* Do this: Go over the listing below line by line and tally those containing "from". Give only the tally.

(Source data)

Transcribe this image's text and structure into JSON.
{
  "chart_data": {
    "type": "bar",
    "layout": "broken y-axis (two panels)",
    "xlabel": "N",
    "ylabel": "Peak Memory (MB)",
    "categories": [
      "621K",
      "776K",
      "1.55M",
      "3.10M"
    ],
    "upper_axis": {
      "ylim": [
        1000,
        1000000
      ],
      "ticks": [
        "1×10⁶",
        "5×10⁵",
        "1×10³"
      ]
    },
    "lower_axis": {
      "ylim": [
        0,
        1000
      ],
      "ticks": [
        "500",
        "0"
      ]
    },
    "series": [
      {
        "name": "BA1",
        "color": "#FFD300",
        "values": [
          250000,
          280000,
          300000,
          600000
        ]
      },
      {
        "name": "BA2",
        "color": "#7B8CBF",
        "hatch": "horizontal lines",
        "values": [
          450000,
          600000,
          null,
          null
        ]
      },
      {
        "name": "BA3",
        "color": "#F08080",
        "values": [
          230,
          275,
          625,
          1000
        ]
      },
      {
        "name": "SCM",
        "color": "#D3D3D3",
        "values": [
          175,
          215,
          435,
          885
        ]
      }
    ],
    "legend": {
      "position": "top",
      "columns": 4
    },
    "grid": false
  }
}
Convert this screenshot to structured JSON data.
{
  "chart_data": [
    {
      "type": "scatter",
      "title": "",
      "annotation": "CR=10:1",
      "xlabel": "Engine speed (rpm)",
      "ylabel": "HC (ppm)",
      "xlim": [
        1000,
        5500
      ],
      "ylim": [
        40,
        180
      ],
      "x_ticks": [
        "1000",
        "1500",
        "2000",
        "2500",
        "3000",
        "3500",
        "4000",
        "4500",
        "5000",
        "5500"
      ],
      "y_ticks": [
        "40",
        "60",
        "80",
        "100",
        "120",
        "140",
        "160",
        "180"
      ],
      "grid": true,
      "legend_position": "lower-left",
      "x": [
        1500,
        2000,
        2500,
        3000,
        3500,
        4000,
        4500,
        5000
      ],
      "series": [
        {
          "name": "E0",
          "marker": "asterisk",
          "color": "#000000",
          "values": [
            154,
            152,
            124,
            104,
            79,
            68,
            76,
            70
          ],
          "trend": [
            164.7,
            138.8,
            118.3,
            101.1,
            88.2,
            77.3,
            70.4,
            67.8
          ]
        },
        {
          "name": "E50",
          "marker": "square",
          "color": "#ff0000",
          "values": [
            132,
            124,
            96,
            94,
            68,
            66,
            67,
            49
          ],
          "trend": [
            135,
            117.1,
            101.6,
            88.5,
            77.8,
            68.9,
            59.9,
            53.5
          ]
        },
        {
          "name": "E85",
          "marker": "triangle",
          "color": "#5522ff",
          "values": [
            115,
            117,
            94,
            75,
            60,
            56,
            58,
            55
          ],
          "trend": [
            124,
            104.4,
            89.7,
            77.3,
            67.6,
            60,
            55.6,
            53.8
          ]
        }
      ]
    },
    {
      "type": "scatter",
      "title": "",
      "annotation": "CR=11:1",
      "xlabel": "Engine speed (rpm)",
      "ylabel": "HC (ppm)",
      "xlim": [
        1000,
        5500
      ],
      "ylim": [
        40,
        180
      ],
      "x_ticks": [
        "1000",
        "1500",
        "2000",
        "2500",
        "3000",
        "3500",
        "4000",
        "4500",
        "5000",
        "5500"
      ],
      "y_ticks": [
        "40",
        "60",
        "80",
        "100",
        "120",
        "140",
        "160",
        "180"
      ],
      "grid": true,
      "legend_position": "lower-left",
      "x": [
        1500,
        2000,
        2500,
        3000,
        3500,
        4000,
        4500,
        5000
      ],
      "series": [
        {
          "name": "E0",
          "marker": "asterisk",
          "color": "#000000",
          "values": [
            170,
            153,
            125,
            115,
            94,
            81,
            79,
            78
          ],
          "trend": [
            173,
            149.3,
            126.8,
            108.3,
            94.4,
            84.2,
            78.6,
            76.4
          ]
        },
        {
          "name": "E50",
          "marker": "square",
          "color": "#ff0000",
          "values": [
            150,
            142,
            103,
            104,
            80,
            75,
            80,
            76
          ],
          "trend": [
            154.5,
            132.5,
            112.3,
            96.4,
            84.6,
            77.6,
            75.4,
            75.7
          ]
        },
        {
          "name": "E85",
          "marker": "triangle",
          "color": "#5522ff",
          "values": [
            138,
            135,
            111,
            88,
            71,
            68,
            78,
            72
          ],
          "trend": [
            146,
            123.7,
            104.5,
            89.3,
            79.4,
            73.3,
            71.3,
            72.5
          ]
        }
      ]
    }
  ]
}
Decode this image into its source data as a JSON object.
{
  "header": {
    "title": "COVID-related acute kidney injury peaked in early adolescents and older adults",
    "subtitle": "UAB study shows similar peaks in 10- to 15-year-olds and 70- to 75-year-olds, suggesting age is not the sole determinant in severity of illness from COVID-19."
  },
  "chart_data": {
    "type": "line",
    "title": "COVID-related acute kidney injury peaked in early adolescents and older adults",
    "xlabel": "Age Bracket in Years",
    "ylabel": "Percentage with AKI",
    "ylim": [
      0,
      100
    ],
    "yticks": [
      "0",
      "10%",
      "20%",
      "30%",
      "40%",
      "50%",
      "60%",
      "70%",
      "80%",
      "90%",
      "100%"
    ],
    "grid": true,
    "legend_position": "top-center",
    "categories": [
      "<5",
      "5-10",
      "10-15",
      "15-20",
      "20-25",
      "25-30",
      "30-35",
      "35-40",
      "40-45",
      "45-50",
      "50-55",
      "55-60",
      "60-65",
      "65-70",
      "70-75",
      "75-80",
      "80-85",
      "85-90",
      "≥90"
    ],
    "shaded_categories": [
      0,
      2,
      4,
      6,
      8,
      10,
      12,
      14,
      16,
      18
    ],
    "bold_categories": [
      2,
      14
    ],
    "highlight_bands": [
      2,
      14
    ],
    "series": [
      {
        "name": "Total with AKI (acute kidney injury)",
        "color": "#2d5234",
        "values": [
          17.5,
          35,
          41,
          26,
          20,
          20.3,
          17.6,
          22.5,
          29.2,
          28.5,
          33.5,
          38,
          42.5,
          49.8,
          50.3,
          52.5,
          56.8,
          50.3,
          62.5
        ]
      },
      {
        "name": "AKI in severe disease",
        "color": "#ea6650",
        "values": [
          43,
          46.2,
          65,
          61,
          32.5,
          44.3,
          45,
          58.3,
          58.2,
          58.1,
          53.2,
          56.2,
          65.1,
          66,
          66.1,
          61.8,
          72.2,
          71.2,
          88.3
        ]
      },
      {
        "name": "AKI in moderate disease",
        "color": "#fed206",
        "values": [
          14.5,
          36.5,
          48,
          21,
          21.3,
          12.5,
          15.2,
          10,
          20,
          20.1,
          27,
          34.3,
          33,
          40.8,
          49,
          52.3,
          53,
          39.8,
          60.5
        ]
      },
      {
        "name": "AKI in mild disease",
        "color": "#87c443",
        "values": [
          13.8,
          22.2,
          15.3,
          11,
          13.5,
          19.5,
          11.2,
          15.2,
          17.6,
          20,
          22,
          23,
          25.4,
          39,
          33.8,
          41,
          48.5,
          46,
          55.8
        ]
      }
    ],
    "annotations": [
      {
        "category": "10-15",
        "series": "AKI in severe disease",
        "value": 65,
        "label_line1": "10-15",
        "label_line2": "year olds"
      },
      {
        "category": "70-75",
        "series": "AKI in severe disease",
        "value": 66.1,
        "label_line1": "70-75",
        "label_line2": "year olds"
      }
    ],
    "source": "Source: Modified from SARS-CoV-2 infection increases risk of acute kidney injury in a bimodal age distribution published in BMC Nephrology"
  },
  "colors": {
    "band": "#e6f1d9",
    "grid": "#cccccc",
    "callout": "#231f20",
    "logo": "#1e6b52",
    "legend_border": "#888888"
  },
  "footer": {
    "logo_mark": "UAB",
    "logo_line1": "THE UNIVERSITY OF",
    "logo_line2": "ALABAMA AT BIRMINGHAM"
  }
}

* Result below: 2